Excerpt from a dataset:
------------------------

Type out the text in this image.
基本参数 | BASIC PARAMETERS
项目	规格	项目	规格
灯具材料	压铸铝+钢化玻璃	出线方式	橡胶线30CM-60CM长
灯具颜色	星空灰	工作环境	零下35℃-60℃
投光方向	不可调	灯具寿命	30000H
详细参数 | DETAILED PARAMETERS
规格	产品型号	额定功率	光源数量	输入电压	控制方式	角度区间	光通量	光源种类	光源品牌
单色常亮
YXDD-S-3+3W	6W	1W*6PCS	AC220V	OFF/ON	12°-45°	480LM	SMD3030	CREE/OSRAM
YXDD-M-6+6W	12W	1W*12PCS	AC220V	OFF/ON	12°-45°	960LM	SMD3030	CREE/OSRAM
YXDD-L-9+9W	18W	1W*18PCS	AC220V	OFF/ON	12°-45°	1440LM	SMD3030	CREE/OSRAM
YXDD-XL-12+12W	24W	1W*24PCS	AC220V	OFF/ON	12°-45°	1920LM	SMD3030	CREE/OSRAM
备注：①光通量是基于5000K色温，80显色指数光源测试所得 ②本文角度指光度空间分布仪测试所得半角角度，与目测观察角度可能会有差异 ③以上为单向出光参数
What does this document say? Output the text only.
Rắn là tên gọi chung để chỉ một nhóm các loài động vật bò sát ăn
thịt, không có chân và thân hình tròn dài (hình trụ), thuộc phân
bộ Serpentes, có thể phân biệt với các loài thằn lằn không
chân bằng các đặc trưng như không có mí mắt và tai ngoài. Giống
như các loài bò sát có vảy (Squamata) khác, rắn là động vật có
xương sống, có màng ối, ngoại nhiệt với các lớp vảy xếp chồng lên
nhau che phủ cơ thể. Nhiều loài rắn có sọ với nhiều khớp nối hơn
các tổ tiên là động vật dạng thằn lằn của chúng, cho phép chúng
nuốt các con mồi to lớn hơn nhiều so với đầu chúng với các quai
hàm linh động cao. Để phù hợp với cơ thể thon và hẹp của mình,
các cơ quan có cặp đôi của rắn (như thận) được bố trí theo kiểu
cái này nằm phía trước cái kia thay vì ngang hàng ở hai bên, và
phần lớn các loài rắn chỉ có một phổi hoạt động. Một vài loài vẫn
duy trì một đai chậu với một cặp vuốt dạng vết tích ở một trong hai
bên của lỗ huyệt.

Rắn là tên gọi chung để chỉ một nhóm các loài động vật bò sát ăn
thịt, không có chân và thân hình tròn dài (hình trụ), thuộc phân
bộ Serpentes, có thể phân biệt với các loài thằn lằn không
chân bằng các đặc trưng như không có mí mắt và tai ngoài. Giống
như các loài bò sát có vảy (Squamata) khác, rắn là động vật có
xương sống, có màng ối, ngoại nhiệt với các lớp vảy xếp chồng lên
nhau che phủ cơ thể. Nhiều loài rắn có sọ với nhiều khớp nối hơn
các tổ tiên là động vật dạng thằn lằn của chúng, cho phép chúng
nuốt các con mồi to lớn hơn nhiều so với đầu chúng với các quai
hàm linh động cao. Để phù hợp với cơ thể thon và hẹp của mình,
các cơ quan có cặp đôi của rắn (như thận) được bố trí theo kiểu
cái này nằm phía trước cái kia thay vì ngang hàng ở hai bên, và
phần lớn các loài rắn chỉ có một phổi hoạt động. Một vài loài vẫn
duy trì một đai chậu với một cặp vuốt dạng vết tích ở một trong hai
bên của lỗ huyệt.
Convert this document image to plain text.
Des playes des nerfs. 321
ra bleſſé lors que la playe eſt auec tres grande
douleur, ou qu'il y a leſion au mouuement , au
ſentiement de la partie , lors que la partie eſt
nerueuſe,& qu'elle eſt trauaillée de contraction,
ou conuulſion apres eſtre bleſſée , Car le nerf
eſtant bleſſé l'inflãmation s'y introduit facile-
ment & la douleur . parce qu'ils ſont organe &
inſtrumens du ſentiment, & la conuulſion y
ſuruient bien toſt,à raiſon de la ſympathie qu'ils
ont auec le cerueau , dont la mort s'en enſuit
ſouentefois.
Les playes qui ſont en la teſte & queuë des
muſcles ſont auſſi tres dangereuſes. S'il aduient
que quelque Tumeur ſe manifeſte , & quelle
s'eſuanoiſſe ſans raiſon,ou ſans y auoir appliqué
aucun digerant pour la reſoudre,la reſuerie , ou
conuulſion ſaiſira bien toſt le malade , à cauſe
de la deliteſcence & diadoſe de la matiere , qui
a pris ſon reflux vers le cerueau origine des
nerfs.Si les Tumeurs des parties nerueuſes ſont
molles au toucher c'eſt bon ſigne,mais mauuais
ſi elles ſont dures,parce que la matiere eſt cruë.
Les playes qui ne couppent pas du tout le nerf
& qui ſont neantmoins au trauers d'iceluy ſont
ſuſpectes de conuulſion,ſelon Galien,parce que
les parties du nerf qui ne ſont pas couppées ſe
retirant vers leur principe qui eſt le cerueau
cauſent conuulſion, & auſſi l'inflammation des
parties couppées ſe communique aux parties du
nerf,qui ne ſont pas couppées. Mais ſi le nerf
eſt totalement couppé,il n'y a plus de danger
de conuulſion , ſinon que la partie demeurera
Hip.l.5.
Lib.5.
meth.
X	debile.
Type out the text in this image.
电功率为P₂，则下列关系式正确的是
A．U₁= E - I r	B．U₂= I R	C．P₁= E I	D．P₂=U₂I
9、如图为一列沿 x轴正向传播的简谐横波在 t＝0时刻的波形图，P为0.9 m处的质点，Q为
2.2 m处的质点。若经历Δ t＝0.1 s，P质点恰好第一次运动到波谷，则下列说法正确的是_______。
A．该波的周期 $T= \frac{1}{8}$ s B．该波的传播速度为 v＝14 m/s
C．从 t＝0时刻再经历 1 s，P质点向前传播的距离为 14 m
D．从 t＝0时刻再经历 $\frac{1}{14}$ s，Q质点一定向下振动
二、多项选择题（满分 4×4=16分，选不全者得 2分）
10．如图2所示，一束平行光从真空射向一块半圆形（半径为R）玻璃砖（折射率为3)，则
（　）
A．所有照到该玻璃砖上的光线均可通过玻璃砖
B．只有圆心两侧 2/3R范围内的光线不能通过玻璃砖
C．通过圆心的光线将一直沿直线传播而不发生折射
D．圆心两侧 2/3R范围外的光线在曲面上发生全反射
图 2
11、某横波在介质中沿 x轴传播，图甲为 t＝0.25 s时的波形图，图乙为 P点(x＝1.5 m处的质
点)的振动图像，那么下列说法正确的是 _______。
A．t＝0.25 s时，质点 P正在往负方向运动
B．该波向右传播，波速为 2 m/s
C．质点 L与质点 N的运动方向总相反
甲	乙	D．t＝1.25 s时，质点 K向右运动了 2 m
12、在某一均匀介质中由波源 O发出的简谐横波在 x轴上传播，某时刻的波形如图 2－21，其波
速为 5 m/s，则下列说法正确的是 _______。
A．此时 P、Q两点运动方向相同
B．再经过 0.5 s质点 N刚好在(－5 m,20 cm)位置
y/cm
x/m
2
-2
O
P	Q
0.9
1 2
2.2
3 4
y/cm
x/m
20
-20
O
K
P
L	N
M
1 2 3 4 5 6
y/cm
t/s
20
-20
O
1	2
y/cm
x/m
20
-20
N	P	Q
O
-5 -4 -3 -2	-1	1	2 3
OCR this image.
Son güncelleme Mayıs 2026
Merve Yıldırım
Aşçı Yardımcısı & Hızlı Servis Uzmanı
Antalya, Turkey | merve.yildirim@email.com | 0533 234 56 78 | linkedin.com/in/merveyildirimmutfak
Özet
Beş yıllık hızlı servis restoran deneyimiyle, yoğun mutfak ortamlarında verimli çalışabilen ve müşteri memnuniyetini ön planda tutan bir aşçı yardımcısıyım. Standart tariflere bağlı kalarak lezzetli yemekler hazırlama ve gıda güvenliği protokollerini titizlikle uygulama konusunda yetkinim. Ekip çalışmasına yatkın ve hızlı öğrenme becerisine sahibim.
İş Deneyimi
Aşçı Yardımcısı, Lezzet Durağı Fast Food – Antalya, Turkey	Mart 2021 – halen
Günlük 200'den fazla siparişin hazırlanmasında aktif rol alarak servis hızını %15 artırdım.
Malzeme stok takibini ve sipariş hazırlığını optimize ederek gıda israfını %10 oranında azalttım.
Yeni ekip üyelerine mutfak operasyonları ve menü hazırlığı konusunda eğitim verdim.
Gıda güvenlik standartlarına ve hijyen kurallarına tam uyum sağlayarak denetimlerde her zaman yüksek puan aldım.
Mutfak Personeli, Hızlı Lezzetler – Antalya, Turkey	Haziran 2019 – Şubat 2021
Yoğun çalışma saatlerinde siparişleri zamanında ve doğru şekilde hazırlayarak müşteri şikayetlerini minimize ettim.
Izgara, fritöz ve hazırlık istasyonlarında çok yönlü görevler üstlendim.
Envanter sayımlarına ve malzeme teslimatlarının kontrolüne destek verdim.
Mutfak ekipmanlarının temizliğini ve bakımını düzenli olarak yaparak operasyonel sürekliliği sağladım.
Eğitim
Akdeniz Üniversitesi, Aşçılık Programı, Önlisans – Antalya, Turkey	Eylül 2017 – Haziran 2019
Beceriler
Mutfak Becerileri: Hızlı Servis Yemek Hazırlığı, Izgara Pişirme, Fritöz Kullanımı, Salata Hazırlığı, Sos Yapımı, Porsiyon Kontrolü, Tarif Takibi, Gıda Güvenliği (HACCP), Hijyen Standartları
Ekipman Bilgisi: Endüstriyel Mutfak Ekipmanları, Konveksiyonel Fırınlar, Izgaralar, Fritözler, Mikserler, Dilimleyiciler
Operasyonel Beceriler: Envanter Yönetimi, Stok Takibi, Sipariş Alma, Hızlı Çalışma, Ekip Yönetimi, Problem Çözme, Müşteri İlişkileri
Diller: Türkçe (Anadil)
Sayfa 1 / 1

------------------------

### EXERCISE OBJECTIVE:
Count every line of the records that holds the string "raiſon". Write only the total.

### REPLY TO THE TASK:
2